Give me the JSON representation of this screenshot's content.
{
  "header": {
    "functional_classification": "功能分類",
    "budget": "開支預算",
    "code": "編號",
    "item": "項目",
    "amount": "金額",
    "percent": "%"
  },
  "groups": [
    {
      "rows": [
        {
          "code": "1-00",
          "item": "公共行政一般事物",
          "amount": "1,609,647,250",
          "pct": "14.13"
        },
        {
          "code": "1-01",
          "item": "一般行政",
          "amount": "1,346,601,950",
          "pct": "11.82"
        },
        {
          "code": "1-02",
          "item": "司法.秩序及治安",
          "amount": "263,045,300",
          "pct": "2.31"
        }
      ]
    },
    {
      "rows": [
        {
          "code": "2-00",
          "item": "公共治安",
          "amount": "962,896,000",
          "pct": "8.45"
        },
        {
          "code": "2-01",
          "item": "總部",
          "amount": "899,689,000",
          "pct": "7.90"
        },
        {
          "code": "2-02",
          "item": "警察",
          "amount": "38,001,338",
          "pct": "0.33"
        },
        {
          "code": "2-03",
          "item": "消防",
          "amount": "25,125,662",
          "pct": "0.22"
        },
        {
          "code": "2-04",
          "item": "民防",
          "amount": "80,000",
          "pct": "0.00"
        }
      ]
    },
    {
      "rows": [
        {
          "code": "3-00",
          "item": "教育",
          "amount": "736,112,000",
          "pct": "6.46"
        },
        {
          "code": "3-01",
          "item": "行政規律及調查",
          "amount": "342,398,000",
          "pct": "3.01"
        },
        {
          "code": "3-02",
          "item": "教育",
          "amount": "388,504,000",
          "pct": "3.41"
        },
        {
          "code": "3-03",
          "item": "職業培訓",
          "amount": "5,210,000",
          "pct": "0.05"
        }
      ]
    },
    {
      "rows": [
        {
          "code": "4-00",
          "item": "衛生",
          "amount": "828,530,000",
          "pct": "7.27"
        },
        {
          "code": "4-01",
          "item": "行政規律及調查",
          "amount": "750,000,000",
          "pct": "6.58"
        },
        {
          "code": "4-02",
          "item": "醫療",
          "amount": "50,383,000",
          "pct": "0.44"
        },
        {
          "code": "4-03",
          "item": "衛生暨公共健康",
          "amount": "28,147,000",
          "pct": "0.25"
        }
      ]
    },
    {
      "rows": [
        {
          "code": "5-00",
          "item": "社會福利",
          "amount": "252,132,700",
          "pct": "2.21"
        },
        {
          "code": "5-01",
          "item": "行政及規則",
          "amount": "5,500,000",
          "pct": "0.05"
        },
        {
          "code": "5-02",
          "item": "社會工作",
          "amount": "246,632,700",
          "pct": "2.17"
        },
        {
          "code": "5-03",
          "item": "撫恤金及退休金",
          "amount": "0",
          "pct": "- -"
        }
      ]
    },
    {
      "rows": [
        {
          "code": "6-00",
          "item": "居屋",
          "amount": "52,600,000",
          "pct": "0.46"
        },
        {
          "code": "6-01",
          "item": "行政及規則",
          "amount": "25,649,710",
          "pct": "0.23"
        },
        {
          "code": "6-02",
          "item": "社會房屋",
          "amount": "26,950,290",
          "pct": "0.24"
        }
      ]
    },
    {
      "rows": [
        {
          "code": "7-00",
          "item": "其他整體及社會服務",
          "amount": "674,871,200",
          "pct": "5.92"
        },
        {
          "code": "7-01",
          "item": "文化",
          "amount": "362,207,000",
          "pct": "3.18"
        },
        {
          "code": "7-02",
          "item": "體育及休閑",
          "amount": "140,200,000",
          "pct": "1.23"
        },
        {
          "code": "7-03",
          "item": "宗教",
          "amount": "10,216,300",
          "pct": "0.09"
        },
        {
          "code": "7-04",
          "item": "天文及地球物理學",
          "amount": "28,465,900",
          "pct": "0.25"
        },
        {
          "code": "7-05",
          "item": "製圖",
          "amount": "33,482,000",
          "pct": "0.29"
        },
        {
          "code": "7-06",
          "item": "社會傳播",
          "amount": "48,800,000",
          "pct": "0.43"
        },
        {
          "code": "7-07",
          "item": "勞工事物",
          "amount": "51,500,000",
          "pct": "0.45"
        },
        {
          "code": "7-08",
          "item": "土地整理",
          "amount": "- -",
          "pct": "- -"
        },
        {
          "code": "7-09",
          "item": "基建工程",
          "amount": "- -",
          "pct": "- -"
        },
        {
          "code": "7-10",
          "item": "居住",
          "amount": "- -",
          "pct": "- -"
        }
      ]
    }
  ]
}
===============
**Given problem**. Set all of the records down again, exactly as they stand.

**Answer to the problem**.
Give me the JSON representation of this screenshot's content.
{
  "header": {
    "functional_classification": "功能分類",
    "budget": "開支預算",
    "code": "編號",
    "item": "項目",
    "amount": "金額",
    "percent": "%"
  },
  "groups": [
    {
      "rows": [
        {
          "code": "1-00",
          "item": "公共行政一般事物",
          "amount": "1,609,647,250",
          "pct": "14.13"
        },
        {
          "code": "1-01",
          "item": "一般行政",
          "amount": "1,346,601,950",
          "pct": "11.82"
        },
        {
          "code": "1-02",
          "item": "司法.秩序及治安",
          "amount": "263,045,300",
          "pct": "2.31"
        }
      ]
    },
    {
      "rows": [
        {
          "code": "2-00",
          "item": "公共治安",
          "amount": "962,896,000",
          "pct": "8.45"
        },
        {
          "code": "2-01",
          "item": "總部",
          "amount": "899,689,000",
          "pct": "7.90"
        },
        {
          "code": "2-02",
          "item": "警察",
          "amount": "38,001,338",
          "pct": "0.33"
        },
        {
          "code": "2-03",
          "item": "消防",
          "amount": "25,125,662",
          "pct": "0.22"
        },
        {
          "code": "2-04",
          "item": "民防",
          "amount": "80,000",
          "pct": "0.00"
        }
      ]
    },
    {
      "rows": [
        {
          "code": "3-00",
          "item": "教育",
          "amount": "736,112,000",
          "pct": "6.46"
        },
        {
          "code": "3-01",
          "item": "行政規律及調查",
          "amount": "342,398,000",
          "pct": "3.01"
        },
        {
          "code": "3-02",
          "item": "教育",
          "amount": "388,504,000",
          "pct": "3.41"
        },
        {
          "code": "3-03",
          "item": "職業培訓",
          "amount": "5,210,000",
          "pct": "0.05"
        }
      ]
    },
    {
      "rows": [
        {
          "code": "4-00",
          "item": "衛生",
          "amount": "828,530,000",
          "pct": "7.27"
        },
        {
          "code": "4-01",
          "item": "行政規律及調查",
          "amount": "750,000,000",
          "pct": "6.58"
        },
        {
          "code": "4-02",
          "item": "醫療",
          "amount": "50,383,000",
          "pct": "0.44"
        },
        {
          "code": "4-03",
          "item": "衛生暨公共健康",
          "amount": "28,147,000",
          "pct": "0.25"
        }
      ]
    },
    {
      "rows": [
        {
          "code": "5-00",
          "item": "社會福利",
          "amount": "252,132,700",
          "pct": "2.21"
        },
        {
          "code": "5-01",
          "item": "行政及規則",
          "amount": "5,500,000",
          "pct": "0.05"
        },
        {
          "code": "5-02",
          "item": "社會工作",
          "amount": "246,632,700",
          "pct": "2.17"
        },
        {
          "code": "5-03",
          "item": "撫恤金及退休金",
          "amount": "0",
          "pct": "- -"
        }
      ]
    },
    {
      "rows": [
        {
          "code": "6-00",
          "item": "居屋",
          "amount": "52,600,000",
          "pct": "0.46"
        },
        {
          "code": "6-01",
          "item": "行政及規則",
          "amount": "25,649,710",
          "pct": "0.23"
        },
        {
          "code": "6-02",
          "item": "社會房屋",
          "amount": "26,950,290",
          "pct": "0.24"
        }
      ]
    },
    {
      "rows": [
        {
          "code": "7-00",
          "item": "其他整體及社會服務",
          "amount": "674,871,200",
          "pct": "5.92"
        },
        {
          "code": "7-01",
          "item": "文化",
          "amount": "362,207,000",
          "pct": "3.18"
        },
        {
          "code": "7-02",
          "item": "體育及休閑",
          "amount": "140,200,000",
          "pct": "1.23"
        },
        {
          "code": "7-03",
          "item": "宗教",
          "amount": "10,216,300",
          "pct": "0.09"
        },
        {
          "code": "7-04",
          "item": "天文及地球物理學",
          "amount": "28,465,900",
          "pct": "0.25"
        },
        {
          "code": "7-05",
          "item": "製圖",
          "amount": "33,482,000",
          "pct": "0.29"
        },
        {
          "code": "7-06",
          "item": "社會傳播",
          "amount": "48,800,000",
          "pct": "0.43"
        },
        {
          "code": "7-07",
          "item": "勞工事物",
          "amount": "51,500,000",
          "pct": "0.45"
        },
        {
          "code": "7-08",
          "item": "土地整理",
          "amount": "- -",
          "pct": "- -"
        },
        {
          "code": "7-09",
          "item": "基建工程",
          "amount": "- -",
          "pct": "- -"
        },
        {
          "code": "7-10",
          "item": "居住",
          "amount": "- -",
          "pct": "- -"
        }
      ]
    }
  ]
}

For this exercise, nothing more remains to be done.